Source records:
begin

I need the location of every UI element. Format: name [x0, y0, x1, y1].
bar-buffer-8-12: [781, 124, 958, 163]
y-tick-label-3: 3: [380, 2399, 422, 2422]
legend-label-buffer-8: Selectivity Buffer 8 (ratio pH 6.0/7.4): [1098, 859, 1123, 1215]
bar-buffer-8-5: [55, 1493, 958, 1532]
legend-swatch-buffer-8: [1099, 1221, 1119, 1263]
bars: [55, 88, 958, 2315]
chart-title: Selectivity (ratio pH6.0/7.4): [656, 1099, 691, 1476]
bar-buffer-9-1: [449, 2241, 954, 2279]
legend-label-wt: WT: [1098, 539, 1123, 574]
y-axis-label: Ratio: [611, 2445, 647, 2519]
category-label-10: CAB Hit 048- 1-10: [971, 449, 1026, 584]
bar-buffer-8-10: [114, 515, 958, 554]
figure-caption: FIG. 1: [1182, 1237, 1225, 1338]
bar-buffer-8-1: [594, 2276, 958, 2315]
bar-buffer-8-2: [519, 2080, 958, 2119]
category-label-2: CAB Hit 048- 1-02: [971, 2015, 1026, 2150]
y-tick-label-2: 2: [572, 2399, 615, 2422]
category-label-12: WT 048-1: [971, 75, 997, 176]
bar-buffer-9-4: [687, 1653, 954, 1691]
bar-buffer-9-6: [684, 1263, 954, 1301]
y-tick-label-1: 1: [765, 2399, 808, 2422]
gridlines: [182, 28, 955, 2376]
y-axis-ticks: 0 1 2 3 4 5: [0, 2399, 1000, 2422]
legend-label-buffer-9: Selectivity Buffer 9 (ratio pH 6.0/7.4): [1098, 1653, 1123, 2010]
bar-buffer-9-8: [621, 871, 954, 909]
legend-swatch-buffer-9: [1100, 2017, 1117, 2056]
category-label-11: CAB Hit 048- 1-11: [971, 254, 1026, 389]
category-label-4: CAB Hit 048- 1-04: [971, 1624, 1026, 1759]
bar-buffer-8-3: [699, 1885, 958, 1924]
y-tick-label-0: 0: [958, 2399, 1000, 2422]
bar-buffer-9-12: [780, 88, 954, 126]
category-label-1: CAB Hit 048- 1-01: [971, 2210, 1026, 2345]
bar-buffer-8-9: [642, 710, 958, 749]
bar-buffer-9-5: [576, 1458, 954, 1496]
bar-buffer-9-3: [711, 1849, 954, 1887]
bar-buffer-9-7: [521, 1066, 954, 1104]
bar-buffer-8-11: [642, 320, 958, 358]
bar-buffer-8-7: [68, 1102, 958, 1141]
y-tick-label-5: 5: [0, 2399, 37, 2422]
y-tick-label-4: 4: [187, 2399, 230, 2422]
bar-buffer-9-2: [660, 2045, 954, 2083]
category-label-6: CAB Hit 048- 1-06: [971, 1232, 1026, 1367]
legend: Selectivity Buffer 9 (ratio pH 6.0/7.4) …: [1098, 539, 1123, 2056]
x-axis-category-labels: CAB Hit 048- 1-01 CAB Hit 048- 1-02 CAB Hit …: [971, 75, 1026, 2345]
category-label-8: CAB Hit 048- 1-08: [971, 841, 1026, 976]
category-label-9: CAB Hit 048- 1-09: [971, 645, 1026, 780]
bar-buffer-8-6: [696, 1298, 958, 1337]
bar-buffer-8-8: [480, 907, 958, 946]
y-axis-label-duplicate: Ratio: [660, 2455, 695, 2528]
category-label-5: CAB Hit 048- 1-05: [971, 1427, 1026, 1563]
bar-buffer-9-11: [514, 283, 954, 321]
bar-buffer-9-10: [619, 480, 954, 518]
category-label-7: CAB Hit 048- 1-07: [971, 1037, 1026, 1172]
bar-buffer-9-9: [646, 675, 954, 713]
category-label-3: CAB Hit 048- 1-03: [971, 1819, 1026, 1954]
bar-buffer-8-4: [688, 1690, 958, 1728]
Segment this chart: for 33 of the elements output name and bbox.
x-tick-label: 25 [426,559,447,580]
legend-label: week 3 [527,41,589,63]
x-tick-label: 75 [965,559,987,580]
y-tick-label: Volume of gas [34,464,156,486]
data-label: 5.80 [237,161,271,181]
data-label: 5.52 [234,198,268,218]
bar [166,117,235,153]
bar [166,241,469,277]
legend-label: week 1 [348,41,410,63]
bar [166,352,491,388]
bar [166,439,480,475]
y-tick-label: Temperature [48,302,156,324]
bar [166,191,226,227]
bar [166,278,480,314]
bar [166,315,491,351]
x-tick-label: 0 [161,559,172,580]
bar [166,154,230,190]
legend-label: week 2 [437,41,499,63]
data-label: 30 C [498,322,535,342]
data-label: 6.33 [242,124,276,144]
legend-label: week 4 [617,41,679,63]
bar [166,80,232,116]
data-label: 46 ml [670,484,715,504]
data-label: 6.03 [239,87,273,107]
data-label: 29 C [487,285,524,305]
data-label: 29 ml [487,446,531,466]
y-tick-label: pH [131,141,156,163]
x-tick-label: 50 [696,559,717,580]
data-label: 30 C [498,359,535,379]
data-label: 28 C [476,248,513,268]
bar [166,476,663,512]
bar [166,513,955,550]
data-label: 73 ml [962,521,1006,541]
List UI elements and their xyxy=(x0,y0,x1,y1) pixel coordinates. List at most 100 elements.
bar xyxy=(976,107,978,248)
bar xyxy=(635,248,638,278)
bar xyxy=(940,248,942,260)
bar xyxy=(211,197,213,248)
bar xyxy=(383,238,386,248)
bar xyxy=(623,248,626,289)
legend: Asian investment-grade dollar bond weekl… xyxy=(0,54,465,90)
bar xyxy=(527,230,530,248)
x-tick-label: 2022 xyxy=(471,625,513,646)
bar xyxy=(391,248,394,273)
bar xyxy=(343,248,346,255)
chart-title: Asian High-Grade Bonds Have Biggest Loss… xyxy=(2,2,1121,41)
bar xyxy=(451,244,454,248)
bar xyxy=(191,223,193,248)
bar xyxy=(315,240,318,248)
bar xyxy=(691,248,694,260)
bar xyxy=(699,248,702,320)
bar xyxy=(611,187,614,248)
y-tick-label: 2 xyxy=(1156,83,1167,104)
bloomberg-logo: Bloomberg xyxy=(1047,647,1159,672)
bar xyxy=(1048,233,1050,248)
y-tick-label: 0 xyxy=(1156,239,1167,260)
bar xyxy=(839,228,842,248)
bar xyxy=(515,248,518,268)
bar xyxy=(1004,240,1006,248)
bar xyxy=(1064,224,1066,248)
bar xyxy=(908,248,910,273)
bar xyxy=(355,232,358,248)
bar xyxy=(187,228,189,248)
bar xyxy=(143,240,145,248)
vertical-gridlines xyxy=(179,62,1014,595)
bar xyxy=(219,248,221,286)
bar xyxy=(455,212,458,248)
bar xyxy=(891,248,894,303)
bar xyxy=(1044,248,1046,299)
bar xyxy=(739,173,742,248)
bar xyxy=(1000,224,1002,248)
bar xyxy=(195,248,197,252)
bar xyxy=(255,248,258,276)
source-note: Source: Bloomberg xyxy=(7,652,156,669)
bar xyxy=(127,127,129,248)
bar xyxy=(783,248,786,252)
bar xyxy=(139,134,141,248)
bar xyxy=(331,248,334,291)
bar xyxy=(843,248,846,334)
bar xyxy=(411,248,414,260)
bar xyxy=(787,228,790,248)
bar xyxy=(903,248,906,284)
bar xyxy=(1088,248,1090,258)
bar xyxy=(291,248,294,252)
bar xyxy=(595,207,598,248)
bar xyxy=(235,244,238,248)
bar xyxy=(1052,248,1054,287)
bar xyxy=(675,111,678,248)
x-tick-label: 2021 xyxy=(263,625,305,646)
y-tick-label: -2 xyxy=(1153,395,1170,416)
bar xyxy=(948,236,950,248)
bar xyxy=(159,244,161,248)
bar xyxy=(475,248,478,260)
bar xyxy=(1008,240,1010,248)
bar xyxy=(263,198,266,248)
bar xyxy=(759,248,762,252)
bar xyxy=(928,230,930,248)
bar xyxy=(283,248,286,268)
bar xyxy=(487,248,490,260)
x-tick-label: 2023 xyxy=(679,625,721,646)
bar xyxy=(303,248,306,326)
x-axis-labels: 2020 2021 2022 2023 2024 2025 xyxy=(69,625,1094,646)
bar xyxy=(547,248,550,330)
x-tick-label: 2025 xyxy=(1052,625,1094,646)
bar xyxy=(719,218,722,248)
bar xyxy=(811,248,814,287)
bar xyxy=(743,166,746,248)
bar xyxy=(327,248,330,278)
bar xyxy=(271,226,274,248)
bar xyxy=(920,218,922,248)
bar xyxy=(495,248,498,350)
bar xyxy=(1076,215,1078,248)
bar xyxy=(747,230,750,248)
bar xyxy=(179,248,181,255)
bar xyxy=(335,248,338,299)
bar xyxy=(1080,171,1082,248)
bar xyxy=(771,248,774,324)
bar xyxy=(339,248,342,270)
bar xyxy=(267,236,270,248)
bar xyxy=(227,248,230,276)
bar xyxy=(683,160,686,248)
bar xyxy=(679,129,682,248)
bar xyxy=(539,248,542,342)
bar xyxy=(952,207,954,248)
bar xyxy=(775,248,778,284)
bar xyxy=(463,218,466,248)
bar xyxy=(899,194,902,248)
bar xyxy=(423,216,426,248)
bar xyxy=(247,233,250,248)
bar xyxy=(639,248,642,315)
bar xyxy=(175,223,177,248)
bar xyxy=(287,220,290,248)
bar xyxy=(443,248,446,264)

end

Update the lines from the first one through the line that contains "category-label-12: WT 048-1: [971, 75, 997, 176]" by changing "chart-title" to "plot-title" and leaving everything else as it is. Return only those lines.

> **SOLUTION FOR THIS PROBLEM**:
I need the location of every UI element. Format: name [x0, y0, x1, y1].
bar-buffer-8-12: [781, 124, 958, 163]
y-tick-label-3: 3: [380, 2399, 422, 2422]
legend-label-buffer-8: Selectivity Buffer 8 (ratio pH 6.0/7.4): [1098, 859, 1123, 1215]
bar-buffer-8-5: [55, 1493, 958, 1532]
legend-swatch-buffer-8: [1099, 1221, 1119, 1263]
bars: [55, 88, 958, 2315]
plot-title: Selectivity (ratio pH6.0/7.4): [656, 1099, 691, 1476]
bar-buffer-9-1: [449, 2241, 954, 2279]
legend-label-wt: WT: [1098, 539, 1123, 574]
y-axis-label: Ratio: [611, 2445, 647, 2519]
category-label-10: CAB Hit 048- 1-10: [971, 449, 1026, 584]
bar-buffer-8-10: [114, 515, 958, 554]
figure-caption: FIG. 1: [1182, 1237, 1225, 1338]
bar-buffer-8-1: [594, 2276, 958, 2315]
bar-buffer-8-2: [519, 2080, 958, 2119]
category-label-2: CAB Hit 048- 1-02: [971, 2015, 1026, 2150]
y-tick-label-2: 2: [572, 2399, 615, 2422]
category-label-12: WT 048-1: [971, 75, 997, 176]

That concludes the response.